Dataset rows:
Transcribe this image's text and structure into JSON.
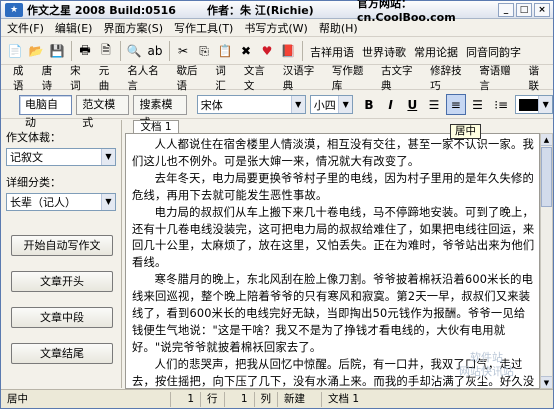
{
  "title": {
    "app": "作文之星 2008 Build:0516",
    "author": "作者：朱 江(Richie)",
    "site": "官方网站：cn.CoolBoo.com"
  },
  "window_controls": {
    "min": "_",
    "max": "□",
    "close": "×"
  },
  "menu": [
    "文件(F)",
    "编辑(E)",
    "界面方案(S)",
    "写作工具(T)",
    "书写方式(W)",
    "帮助(H)"
  ],
  "toolbar_text": [
    "吉祥用语",
    "世界诗歌",
    "常用论据",
    "同音同韵字"
  ],
  "toolbar2": [
    "成语",
    "唐诗",
    "宋词",
    "元曲",
    "名人名言",
    "歇后语",
    "词汇",
    "文言文",
    "汉语字典",
    "写作题库",
    "古文字典",
    "修辞技巧",
    "寄语赠言",
    "谐联"
  ],
  "modes": [
    "电脑自动",
    "范文模式",
    "搜素模式"
  ],
  "font_name": "宋体",
  "font_size": "小四",
  "format": {
    "bold": "B",
    "italic": "I",
    "underline": "U"
  },
  "left": {
    "genre_label": "作文体裁：",
    "genre_value": "记叙文",
    "subtype_label": "详细分类：",
    "subtype_value": "长辈（记人）",
    "buttons": [
      "开始自动写作文",
      "文章开头",
      "文章中段",
      "文章结尾"
    ]
  },
  "tab": "文档 1",
  "tooltip": "居中",
  "paragraphs": [
    "人人都说住在宿舍楼里人情淡漠，相互没有交往，甚至一家不认识一家。我们这儿也不例外。可是张大婶一来，情况就大有改变了。",
    "去年冬天，电力局要更换爷爷村子里的电线，因为村子里用的是年久失修的危线，再用下去就可能发生恶性事故。",
    "电力局的叔叔们从车上搬下来几十卷电线，马不停蹄地安装。可到了晚上，还有十几卷电线没装完，这可把电力局的叔叔给难住了，如果把电线往回运，来回几十公里，太麻烦了，放在这里，又怕丢失。正在为难时，爷爷站出来为他们看线。",
    "寒冬腊月的晚上，东北风刮在脸上像刀割。爷爷披着棉袄沿着600米长的电线来回巡视，整个晚上陪着爷爷的只有寒风和寂寞。第2天一早，叔叔们又来装线了，看到600米长的电线完好无缺，当即掏出50元钱作为报酬。爷爷一见给钱便生气地说：\"这是干啥？我又不是为了挣钱才看电线的，大伙有电用就好。\"说完爷爷就披着棉袄回家去了。",
    "人们的悲哭声，把我从回忆中惊醒。后院，有一口井，我双了口气，走过去，按住摇把，向下压了几下，没有水涌上来。而我的手却沾满了灰尘。好久没有使用这口井了。我使劲压了一阵，终于又见到水流了。"
  ],
  "watermark": "软件站\n网站快讯站",
  "status": [
    "居中",
    "1",
    "行",
    "1",
    "列",
    "新建",
    "文档 1"
  ]
}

TO DO –
Every line above should be repeated exactly; pictures stay out of the copy.

TASK RESPONSE –
Transcribe this image's text and structure into JSON.
{
  "title": {
    "app": "作文之星 2008 Build:0516",
    "author": "作者：朱 江(Richie)",
    "site": "官方网站：cn.CoolBoo.com"
  },
  "window_controls": {
    "min": "_",
    "max": "□",
    "close": "×"
  },
  "menu": [
    "文件(F)",
    "编辑(E)",
    "界面方案(S)",
    "写作工具(T)",
    "书写方式(W)",
    "帮助(H)"
  ],
  "toolbar_text": [
    "吉祥用语",
    "世界诗歌",
    "常用论据",
    "同音同韵字"
  ],
  "toolbar2": [
    "成语",
    "唐诗",
    "宋词",
    "元曲",
    "名人名言",
    "歇后语",
    "词汇",
    "文言文",
    "汉语字典",
    "写作题库",
    "古文字典",
    "修辞技巧",
    "寄语赠言",
    "谐联"
  ],
  "modes": [
    "电脑自动",
    "范文模式",
    "搜素模式"
  ],
  "font_name": "宋体",
  "font_size": "小四",
  "format": {
    "bold": "B",
    "italic": "I",
    "underline": "U"
  },
  "left": {
    "genre_label": "作文体裁：",
    "genre_value": "记叙文",
    "subtype_label": "详细分类：",
    "subtype_value": "长辈（记人）",
    "buttons": [
      "开始自动写作文",
      "文章开头",
      "文章中段",
      "文章结尾"
    ]
  },
  "tab": "文档 1",
  "tooltip": "居中",
  "paragraphs": [
    "人人都说住在宿舍楼里人情淡漠，相互没有交往，甚至一家不认识一家。我们这儿也不例外。可是张大婶一来，情况就大有改变了。",
    "去年冬天，电力局要更换爷爷村子里的电线，因为村子里用的是年久失修的危线，再用下去就可能发生恶性事故。",
    "电力局的叔叔们从车上搬下来几十卷电线，马不停蹄地安装。可到了晚上，还有十几卷电线没装完，这可把电力局的叔叔给难住了，如果把电线往回运，来回几十公里，太麻烦了，放在这里，又怕丢失。正在为难时，爷爷站出来为他们看线。",
    "寒冬腊月的晚上，东北风刮在脸上像刀割。爷爷披着棉袄沿着600米长的电线来回巡视，整个晚上陪着爷爷的只有寒风和寂寞。第2天一早，叔叔们又来装线了，看到600米长的电线完好无缺，当即掏出50元钱作为报酬。爷爷一见给钱便生气地说：\"这是干啥？我又不是为了挣钱才看电线的，大伙有电用就好。\"说完爷爷就披着棉袄回家去了。",
    "人们的悲哭声，把我从回忆中惊醒。后院，有一口井，我双了口气，走过去，按住摇把，向下压了几下，没有水涌上来。而我的手却沾满了灰尘。好久没有使用这口井了。我使劲压了一阵，终于又见到水流了。"
  ],
  "watermark": "软件站\n网站快讯站",
  "status": [
    "居中",
    "1",
    "行",
    "1",
    "列",
    "新建",
    "文档 1"
  ]
}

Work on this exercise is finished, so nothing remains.